▸ **PROVIDED MATERIAL**:
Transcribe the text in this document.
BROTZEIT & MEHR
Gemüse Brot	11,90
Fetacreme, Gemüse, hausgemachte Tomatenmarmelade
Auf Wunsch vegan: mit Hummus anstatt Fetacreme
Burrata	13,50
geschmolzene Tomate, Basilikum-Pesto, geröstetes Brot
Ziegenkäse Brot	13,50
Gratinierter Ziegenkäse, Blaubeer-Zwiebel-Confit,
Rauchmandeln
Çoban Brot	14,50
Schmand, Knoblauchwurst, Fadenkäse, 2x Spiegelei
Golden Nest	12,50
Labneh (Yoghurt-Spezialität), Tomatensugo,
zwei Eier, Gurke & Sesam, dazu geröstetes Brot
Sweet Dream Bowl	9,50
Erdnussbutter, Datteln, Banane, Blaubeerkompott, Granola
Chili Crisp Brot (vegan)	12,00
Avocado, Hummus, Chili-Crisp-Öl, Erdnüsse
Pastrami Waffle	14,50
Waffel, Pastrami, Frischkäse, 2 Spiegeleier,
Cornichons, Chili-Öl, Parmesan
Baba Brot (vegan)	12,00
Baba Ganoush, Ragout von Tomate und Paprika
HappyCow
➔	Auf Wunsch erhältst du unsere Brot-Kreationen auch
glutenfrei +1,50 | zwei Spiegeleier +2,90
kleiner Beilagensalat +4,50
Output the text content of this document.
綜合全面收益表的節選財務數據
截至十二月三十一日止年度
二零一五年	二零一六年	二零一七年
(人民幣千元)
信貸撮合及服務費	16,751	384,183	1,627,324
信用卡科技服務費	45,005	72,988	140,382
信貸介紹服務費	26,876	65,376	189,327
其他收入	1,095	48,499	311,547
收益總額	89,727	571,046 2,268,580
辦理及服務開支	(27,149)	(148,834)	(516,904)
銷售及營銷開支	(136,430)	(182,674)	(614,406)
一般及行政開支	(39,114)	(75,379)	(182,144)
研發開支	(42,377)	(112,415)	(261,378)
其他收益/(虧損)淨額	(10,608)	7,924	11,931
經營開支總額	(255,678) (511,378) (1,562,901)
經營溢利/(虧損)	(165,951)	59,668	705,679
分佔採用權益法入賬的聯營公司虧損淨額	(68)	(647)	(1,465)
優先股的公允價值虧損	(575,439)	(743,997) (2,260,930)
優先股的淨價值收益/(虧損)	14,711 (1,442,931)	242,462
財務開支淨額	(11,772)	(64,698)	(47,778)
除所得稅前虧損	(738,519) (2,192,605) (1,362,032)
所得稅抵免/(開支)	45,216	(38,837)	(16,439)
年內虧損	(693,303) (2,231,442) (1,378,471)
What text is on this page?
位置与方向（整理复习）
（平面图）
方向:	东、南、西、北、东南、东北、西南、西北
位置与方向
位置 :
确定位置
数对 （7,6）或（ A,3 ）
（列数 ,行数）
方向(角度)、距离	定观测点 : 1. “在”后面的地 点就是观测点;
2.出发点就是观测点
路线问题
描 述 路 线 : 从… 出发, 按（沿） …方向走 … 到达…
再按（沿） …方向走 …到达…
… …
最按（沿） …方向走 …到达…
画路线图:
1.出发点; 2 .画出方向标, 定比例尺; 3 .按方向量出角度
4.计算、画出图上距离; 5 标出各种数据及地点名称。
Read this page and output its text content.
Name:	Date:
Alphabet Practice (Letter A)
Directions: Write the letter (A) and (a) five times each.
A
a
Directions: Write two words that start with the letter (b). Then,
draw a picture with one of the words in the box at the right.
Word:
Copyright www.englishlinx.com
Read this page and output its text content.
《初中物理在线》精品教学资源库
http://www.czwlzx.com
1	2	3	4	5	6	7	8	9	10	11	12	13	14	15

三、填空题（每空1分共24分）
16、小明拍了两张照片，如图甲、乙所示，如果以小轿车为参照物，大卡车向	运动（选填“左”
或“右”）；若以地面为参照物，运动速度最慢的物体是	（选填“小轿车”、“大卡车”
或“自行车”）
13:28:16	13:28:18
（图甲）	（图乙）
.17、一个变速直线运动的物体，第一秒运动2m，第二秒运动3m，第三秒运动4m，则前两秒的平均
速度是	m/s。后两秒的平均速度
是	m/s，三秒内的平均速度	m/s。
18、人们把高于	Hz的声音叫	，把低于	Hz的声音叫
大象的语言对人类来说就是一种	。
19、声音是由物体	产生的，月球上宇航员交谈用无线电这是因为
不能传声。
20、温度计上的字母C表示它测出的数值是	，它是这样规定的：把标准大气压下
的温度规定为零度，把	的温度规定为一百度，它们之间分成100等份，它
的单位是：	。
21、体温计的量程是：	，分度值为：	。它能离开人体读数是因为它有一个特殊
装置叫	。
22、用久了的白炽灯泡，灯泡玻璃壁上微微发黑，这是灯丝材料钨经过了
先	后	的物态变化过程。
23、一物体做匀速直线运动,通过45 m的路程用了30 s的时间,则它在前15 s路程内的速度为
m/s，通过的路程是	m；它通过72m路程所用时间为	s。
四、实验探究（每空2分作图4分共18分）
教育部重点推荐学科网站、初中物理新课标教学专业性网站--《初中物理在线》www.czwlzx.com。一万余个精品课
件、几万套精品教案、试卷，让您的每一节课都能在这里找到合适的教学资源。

▸ **WHAT YOU HAVE TO DO**: Of the lines in the material, how many include "Pastrami"? Respond with the number alone.

▸ **TASK OUTPUT**: 2